[[ DATA SECTION, beginning ]]
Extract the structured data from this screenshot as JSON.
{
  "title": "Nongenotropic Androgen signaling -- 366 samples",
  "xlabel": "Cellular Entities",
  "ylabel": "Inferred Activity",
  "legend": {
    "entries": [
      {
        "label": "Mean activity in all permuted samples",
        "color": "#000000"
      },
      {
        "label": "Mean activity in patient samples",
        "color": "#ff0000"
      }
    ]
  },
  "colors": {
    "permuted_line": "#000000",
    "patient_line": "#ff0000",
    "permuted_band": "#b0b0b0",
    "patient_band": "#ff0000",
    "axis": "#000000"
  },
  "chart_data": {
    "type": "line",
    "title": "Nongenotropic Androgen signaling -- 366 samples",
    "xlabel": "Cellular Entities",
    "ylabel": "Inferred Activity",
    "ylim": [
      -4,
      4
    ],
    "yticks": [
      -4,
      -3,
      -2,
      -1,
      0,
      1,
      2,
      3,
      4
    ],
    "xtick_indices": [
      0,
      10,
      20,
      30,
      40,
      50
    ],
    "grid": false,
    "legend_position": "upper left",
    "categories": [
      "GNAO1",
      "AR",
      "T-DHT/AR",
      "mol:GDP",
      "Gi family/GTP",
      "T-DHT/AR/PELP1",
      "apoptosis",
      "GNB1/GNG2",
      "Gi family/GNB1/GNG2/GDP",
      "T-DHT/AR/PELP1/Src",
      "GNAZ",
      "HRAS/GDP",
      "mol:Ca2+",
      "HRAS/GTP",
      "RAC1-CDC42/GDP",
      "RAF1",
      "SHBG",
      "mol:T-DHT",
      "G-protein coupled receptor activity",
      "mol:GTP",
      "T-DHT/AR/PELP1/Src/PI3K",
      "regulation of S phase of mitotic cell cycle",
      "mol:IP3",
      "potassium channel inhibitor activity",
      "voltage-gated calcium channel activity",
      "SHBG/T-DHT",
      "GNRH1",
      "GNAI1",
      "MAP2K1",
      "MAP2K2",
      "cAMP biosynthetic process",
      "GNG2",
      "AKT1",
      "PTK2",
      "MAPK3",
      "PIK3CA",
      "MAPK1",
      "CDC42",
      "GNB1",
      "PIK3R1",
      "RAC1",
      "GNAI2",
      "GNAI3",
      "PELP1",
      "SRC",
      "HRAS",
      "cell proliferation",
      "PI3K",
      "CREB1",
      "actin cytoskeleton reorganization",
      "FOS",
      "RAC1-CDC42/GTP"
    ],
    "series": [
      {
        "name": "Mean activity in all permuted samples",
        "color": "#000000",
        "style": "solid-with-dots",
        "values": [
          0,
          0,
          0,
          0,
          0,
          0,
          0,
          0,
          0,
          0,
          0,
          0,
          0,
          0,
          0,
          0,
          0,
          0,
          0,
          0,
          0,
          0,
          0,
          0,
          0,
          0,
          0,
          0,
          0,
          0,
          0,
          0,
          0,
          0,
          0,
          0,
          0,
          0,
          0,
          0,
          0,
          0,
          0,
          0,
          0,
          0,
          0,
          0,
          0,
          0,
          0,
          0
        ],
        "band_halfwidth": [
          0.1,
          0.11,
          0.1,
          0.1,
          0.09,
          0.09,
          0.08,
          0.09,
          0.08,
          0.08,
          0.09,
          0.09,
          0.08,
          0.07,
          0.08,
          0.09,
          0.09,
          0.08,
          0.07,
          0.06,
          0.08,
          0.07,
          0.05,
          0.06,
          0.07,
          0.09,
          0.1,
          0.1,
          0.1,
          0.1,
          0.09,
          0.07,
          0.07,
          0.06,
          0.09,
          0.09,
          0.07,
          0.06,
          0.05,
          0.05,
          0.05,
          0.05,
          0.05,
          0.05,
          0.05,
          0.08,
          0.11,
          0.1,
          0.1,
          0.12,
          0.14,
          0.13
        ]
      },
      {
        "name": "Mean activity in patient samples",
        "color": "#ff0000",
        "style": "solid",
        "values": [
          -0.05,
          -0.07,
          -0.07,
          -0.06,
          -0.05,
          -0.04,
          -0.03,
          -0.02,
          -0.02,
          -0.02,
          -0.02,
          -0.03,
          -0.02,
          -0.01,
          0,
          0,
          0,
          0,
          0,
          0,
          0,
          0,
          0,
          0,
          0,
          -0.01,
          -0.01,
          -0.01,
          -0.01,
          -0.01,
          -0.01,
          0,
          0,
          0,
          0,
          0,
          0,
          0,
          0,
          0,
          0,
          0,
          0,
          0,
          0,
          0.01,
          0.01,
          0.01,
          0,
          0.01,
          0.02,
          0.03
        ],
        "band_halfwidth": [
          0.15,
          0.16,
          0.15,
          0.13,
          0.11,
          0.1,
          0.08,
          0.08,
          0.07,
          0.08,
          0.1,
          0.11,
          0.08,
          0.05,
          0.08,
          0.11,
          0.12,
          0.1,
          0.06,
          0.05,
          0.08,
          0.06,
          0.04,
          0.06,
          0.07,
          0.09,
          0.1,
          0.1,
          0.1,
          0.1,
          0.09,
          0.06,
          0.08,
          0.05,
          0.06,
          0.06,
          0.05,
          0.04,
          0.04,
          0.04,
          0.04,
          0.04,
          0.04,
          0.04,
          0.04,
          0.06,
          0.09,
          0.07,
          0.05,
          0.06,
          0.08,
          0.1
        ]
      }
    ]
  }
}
[[ DATA SECTION, end ]]
* [DESCRIPTION OF THE TASK]: Go through the entries above and restate each one exactly.

* [WORKED SOLUTION]:
Extract the structured data from this screenshot as JSON.
{
  "title": "Nongenotropic Androgen signaling -- 366 samples",
  "xlabel": "Cellular Entities",
  "ylabel": "Inferred Activity",
  "legend": {
    "entries": [
      {
        "label": "Mean activity in all permuted samples",
        "color": "#000000"
      },
      {
        "label": "Mean activity in patient samples",
        "color": "#ff0000"
      }
    ]
  },
  "colors": {
    "permuted_line": "#000000",
    "patient_line": "#ff0000",
    "permuted_band": "#b0b0b0",
    "patient_band": "#ff0000",
    "axis": "#000000"
  },
  "chart_data": {
    "type": "line",
    "title": "Nongenotropic Androgen signaling -- 366 samples",
    "xlabel": "Cellular Entities",
    "ylabel": "Inferred Activity",
    "ylim": [
      -4,
      4
    ],
    "yticks": [
      -4,
      -3,
      -2,
      -1,
      0,
      1,
      2,
      3,
      4
    ],
    "xtick_indices": [
      0,
      10,
      20,
      30,
      40,
      50
    ],
    "grid": false,
    "legend_position": "upper left",
    "categories": [
      "GNAO1",
      "AR",
      "T-DHT/AR",
      "mol:GDP",
      "Gi family/GTP",
      "T-DHT/AR/PELP1",
      "apoptosis",
      "GNB1/GNG2",
      "Gi family/GNB1/GNG2/GDP",
      "T-DHT/AR/PELP1/Src",
      "GNAZ",
      "HRAS/GDP",
      "mol:Ca2+",
      "HRAS/GTP",
      "RAC1-CDC42/GDP",
      "RAF1",
      "SHBG",
      "mol:T-DHT",
      "G-protein coupled receptor activity",
      "mol:GTP",
      "T-DHT/AR/PELP1/Src/PI3K",
      "regulation of S phase of mitotic cell cycle",
      "mol:IP3",
      "potassium channel inhibitor activity",
      "voltage-gated calcium channel activity",
      "SHBG/T-DHT",
      "GNRH1",
      "GNAI1",
      "MAP2K1",
      "MAP2K2",
      "cAMP biosynthetic process",
      "GNG2",
      "AKT1",
      "PTK2",
      "MAPK3",
      "PIK3CA",
      "MAPK1",
      "CDC42",
      "GNB1",
      "PIK3R1",
      "RAC1",
      "GNAI2",
      "GNAI3",
      "PELP1",
      "SRC",
      "HRAS",
      "cell proliferation",
      "PI3K",
      "CREB1",
      "actin cytoskeleton reorganization",
      "FOS",
      "RAC1-CDC42/GTP"
    ],
    "series": [
      {
        "name": "Mean activity in all permuted samples",
        "color": "#000000",
        "style": "solid-with-dots",
        "values": [
          0,
          0,
          0,
          0,
          0,
          0,
          0,
          0,
          0,
          0,
          0,
          0,
          0,
          0,
          0,
          0,
          0,
          0,
          0,
          0,
          0,
          0,
          0,
          0,
          0,
          0,
          0,
          0,
          0,
          0,
          0,
          0,
          0,
          0,
          0,
          0,
          0,
          0,
          0,
          0,
          0,
          0,
          0,
          0,
          0,
          0,
          0,
          0,
          0,
          0,
          0,
          0
        ],
        "band_halfwidth": [
          0.1,
          0.11,
          0.1,
          0.1,
          0.09,
          0.09,
          0.08,
          0.09,
          0.08,
          0.08,
          0.09,
          0.09,
          0.08,
          0.07,
          0.08,
          0.09,
          0.09,
          0.08,
          0.07,
          0.06,
          0.08,
          0.07,
          0.05,
          0.06,
          0.07,
          0.09,
          0.1,
          0.1,
          0.1,
          0.1,
          0.09,
          0.07,
          0.07,
          0.06,
          0.09,
          0.09,
          0.07,
          0.06,
          0.05,
          0.05,
          0.05,
          0.05,
          0.05,
          0.05,
          0.05,
          0.08,
          0.11,
          0.1,
          0.1,
          0.12,
          0.14,
          0.13
        ]
      },
      {
        "name": "Mean activity in patient samples",
        "color": "#ff0000",
        "style": "solid",
        "values": [
          -0.05,
          -0.07,
          -0.07,
          -0.06,
          -0.05,
          -0.04,
          -0.03,
          -0.02,
          -0.02,
          -0.02,
          -0.02,
          -0.03,
          -0.02,
          -0.01,
          0,
          0,
          0,
          0,
          0,
          0,
          0,
          0,
          0,
          0,
          0,
          -0.01,
          -0.01,
          -0.01,
          -0.01,
          -0.01,
          -0.01,
          0,
          0,
          0,
          0,
          0,
          0,
          0,
          0,
          0,
          0,
          0,
          0,
          0,
          0,
          0.01,
          0.01,
          0.01,
          0,
          0.01,
          0.02,
          0.03
        ],
        "band_halfwidth": [
          0.15,
          0.16,
          0.15,
          0.13,
          0.11,
          0.1,
          0.08,
          0.08,
          0.07,
          0.08,
          0.1,
          0.11,
          0.08,
          0.05,
          0.08,
          0.11,
          0.12,
          0.1,
          0.06,
          0.05,
          0.08,
          0.06,
          0.04,
          0.06,
          0.07,
          0.09,
          0.1,
          0.1,
          0.1,
          0.1,
          0.09,
          0.06,
          0.08,
          0.05,
          0.06,
          0.06,
          0.05,
          0.04,
          0.04,
          0.04,
          0.04,
          0.04,
          0.04,
          0.04,
          0.04,
          0.06,
          0.09,
          0.07,
          0.05,
          0.06,
          0.08,
          0.1
        ]
      }
    ]
  }
}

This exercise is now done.